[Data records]
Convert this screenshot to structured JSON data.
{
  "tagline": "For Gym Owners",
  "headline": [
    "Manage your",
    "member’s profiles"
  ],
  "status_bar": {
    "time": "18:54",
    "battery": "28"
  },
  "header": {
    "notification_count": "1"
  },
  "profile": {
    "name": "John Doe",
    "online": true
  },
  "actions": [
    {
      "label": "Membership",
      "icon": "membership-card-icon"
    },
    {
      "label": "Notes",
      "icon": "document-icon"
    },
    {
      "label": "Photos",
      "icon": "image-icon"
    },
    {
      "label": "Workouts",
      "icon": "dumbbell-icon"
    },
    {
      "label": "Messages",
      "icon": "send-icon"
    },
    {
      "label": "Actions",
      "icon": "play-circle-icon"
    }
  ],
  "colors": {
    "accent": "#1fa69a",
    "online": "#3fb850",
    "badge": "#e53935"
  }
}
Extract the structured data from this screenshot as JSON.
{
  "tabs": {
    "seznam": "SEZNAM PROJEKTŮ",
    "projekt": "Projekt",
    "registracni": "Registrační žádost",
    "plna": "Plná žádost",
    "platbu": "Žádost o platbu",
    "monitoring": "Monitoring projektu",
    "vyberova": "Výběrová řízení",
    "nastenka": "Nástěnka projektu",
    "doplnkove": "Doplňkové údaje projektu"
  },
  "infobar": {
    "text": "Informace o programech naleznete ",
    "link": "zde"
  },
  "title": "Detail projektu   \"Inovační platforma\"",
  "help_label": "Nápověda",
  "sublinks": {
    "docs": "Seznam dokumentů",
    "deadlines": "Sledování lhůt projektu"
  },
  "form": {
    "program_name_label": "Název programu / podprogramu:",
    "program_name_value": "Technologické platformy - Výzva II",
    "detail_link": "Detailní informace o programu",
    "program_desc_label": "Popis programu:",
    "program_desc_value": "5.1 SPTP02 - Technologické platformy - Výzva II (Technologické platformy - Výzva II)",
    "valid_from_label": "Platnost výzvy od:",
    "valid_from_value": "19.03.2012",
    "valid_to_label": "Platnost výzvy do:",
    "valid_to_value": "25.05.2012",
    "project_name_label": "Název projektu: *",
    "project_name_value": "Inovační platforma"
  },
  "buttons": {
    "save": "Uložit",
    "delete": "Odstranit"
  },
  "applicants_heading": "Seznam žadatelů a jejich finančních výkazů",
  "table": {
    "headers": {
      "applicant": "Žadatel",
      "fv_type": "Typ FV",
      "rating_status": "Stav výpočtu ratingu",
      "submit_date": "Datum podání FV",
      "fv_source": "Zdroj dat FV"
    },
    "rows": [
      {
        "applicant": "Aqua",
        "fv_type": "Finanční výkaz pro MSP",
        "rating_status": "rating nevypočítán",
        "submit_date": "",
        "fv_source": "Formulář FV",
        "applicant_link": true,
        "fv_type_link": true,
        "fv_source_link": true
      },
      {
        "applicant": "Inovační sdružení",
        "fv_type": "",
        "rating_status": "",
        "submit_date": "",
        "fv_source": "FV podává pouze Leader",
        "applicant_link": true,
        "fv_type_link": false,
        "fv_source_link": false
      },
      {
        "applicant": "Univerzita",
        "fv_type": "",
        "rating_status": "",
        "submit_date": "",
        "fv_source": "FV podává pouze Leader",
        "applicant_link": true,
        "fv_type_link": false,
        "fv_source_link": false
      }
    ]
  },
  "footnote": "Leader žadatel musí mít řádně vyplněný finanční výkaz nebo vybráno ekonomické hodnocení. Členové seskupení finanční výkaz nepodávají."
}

What you have to do → Count the lines of the material that include the word "Název", then report only the total.

Solution → 2